TASK DETAILS: All lines holding the string "barite" are to be shown.

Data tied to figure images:
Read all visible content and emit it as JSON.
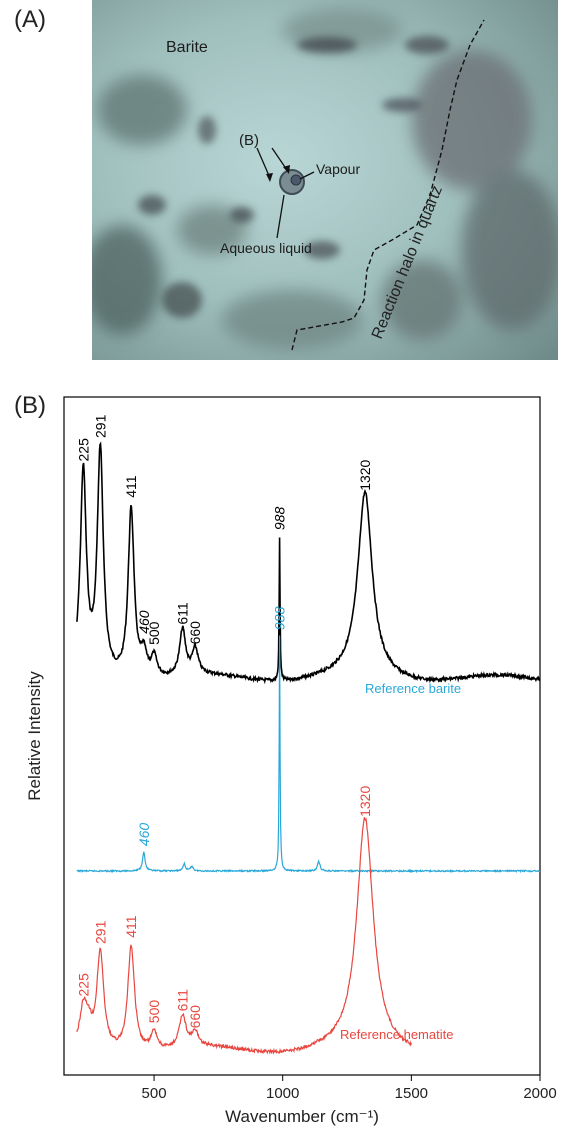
{
  "panel_a": {
    "label": "(A)",
    "annotations": {
      "barite": "Barite",
      "b_marker": "(B)",
      "vapour": "Vapour",
      "aqueous_liquid": "Aqueous liquid",
      "reaction_halo": "Reaction halo in quartz"
    }
  },
  "panel_b": {
    "label": "(B)"
  },
  "chart_data": {
    "type": "line",
    "xlabel": "Wavenumber (cm⁻¹)",
    "ylabel": "Relative Intensity",
    "xlim": [
      150,
      2000
    ],
    "xticks": [
      "500",
      "1000",
      "1500",
      "2000"
    ],
    "xtick_values": [
      500,
      1000,
      1500,
      2000
    ],
    "grid": false,
    "series": [
      {
        "name": "",
        "color": "#000000",
        "x_range": [
          200,
          2000
        ],
        "peaks": [
          [
            225,
            0.88
          ],
          [
            291,
            0.98
          ],
          [
            411,
            0.74
          ],
          [
            460,
            0.1
          ],
          [
            500,
            0.09
          ],
          [
            611,
            0.2
          ],
          [
            660,
            0.11
          ],
          [
            988,
            0.62
          ],
          [
            1320,
            0.8
          ]
        ],
        "peak_labels": [
          {
            "text": "225",
            "x": 225
          },
          {
            "text": "291",
            "x": 291
          },
          {
            "text": "411",
            "x": 411
          },
          {
            "text": "460",
            "x": 460
          },
          {
            "text": "500",
            "x": 500
          },
          {
            "text": "611",
            "x": 611
          },
          {
            "text": "660",
            "x": 660
          },
          {
            "text": "988",
            "x": 988
          },
          {
            "text": "1320",
            "x": 1320
          }
        ]
      },
      {
        "name": "Reference barite",
        "color": "#29a8d8",
        "x_range": [
          200,
          2000
        ],
        "peaks": [
          [
            460,
            0.08
          ],
          [
            617,
            0.03
          ],
          [
            647,
            0.02
          ],
          [
            988,
            1.0
          ],
          [
            1140,
            0.04
          ]
        ],
        "peak_labels": [
          {
            "text": "460",
            "x": 460
          },
          {
            "text": "988",
            "x": 988
          }
        ]
      },
      {
        "name": "Reference hematite",
        "color": "#e8463f",
        "x_range": [
          200,
          1500
        ],
        "peaks": [
          [
            225,
            0.16
          ],
          [
            245,
            0.08
          ],
          [
            291,
            0.42
          ],
          [
            411,
            0.46
          ],
          [
            500,
            0.08
          ],
          [
            611,
            0.14
          ],
          [
            660,
            0.06
          ],
          [
            1320,
            1.0
          ]
        ],
        "peak_labels": [
          {
            "text": "225",
            "x": 225
          },
          {
            "text": "291",
            "x": 291
          },
          {
            "text": "411",
            "x": 411
          },
          {
            "text": "500",
            "x": 500
          },
          {
            "text": "611",
            "x": 611
          },
          {
            "text": "660",
            "x": 660
          },
          {
            "text": "1320",
            "x": 1320
          }
        ]
      }
    ]
  }
}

COMPLETE ANSWER:
      "barite": "Barite",
        "name": "Reference barite",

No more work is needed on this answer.